Dataset entries on figures:
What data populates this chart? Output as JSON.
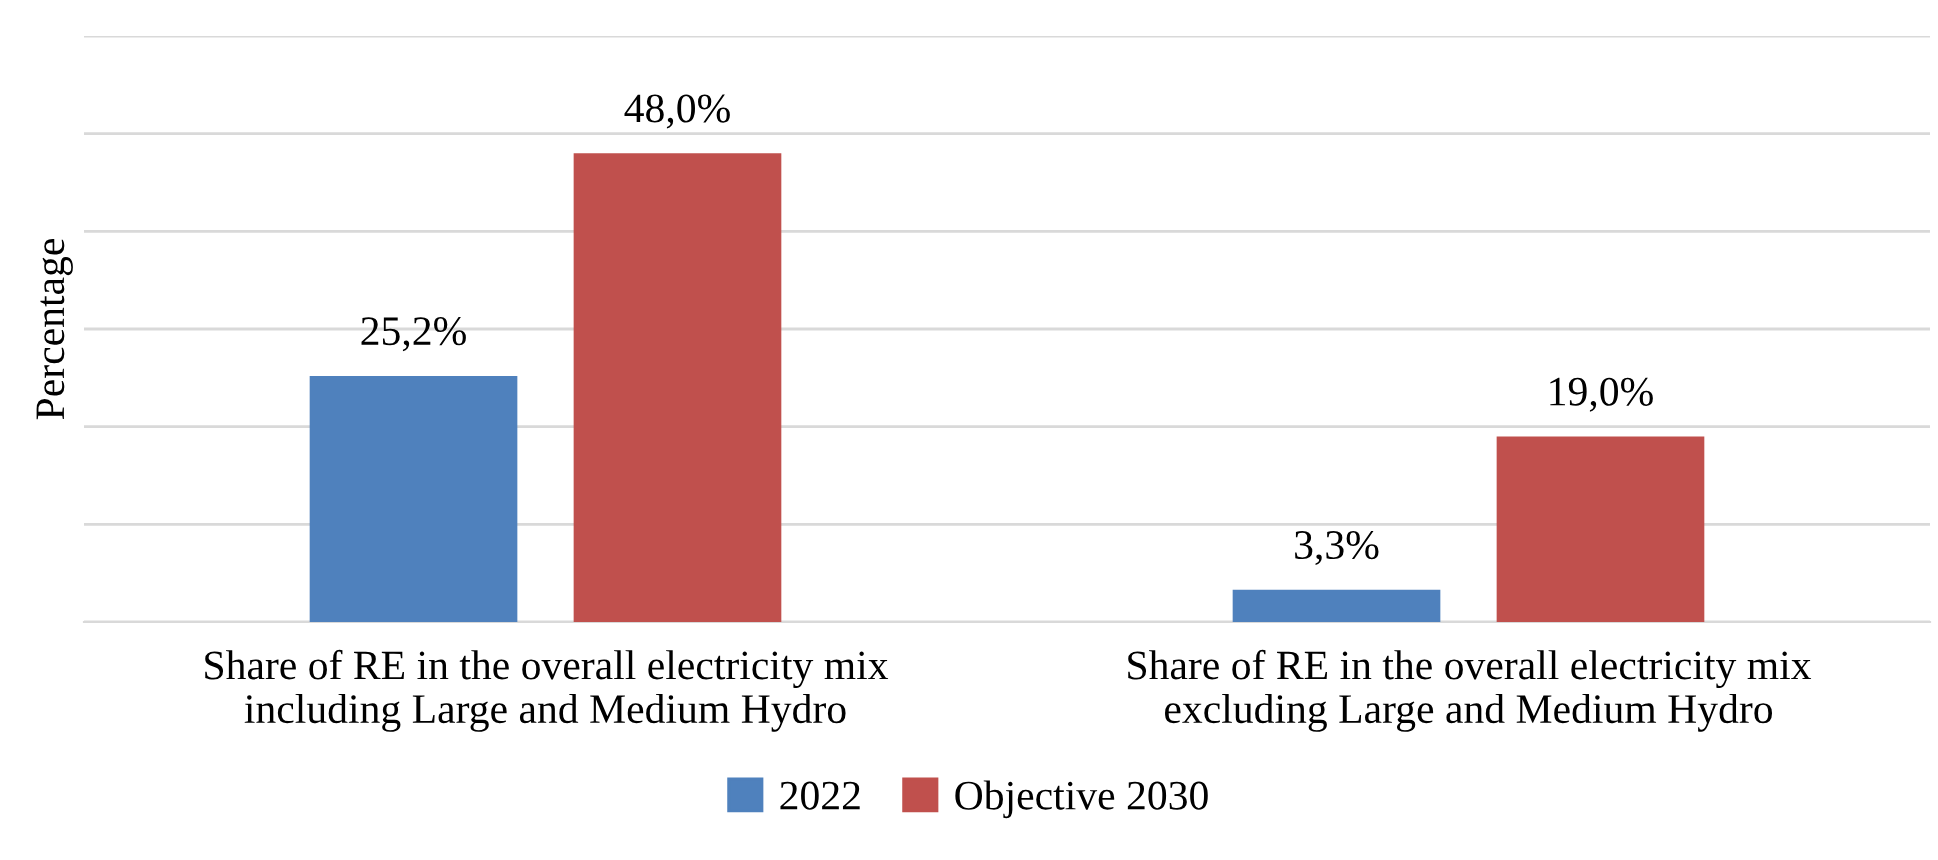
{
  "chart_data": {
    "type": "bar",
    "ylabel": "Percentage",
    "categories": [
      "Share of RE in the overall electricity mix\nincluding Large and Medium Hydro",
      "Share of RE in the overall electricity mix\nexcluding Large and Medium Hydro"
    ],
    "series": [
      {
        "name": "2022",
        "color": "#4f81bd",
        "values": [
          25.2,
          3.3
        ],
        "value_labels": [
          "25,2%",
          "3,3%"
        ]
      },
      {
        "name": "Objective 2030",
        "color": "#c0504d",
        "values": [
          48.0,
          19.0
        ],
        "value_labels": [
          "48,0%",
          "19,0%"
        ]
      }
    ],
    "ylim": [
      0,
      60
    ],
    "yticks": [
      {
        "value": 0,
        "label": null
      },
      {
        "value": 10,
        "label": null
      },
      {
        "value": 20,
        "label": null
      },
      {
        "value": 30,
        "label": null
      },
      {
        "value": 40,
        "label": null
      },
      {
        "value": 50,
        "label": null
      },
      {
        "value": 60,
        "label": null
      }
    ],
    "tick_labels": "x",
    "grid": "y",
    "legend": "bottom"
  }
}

* * *

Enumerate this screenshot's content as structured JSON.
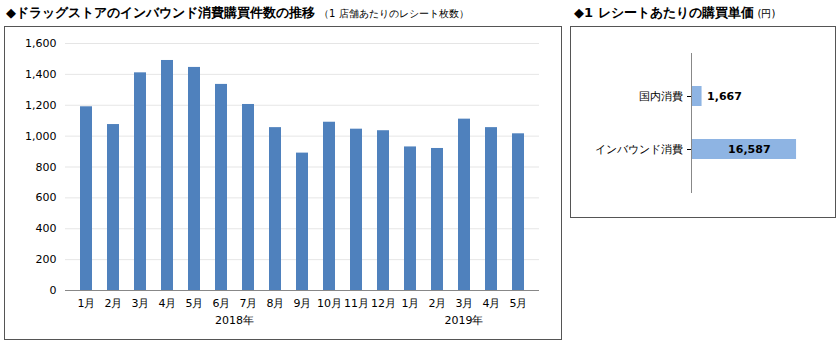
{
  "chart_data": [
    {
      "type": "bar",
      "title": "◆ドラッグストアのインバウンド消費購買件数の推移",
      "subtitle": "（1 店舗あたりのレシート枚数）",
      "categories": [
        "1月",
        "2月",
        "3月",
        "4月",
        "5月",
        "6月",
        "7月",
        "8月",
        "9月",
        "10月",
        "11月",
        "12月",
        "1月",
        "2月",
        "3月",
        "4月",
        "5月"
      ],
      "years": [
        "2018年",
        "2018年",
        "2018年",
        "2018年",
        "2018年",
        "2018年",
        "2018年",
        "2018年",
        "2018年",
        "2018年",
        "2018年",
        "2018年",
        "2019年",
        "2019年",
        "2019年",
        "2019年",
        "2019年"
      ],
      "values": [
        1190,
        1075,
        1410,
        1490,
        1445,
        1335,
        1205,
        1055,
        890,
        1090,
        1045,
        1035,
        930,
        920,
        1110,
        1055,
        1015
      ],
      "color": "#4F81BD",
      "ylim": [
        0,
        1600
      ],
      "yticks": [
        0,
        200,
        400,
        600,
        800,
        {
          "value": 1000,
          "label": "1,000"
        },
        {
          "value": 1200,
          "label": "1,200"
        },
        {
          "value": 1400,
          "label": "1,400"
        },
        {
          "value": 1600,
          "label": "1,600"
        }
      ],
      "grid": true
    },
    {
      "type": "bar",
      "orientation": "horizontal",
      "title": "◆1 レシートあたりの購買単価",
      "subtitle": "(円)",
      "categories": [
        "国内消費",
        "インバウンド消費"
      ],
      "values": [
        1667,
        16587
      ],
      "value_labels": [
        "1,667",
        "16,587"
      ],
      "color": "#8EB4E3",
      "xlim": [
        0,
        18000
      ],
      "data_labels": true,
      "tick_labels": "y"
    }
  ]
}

* _What the task asks_: Of the lines in the material above, state how many contain the string "overall"; give no other text.

* _Final result_: 2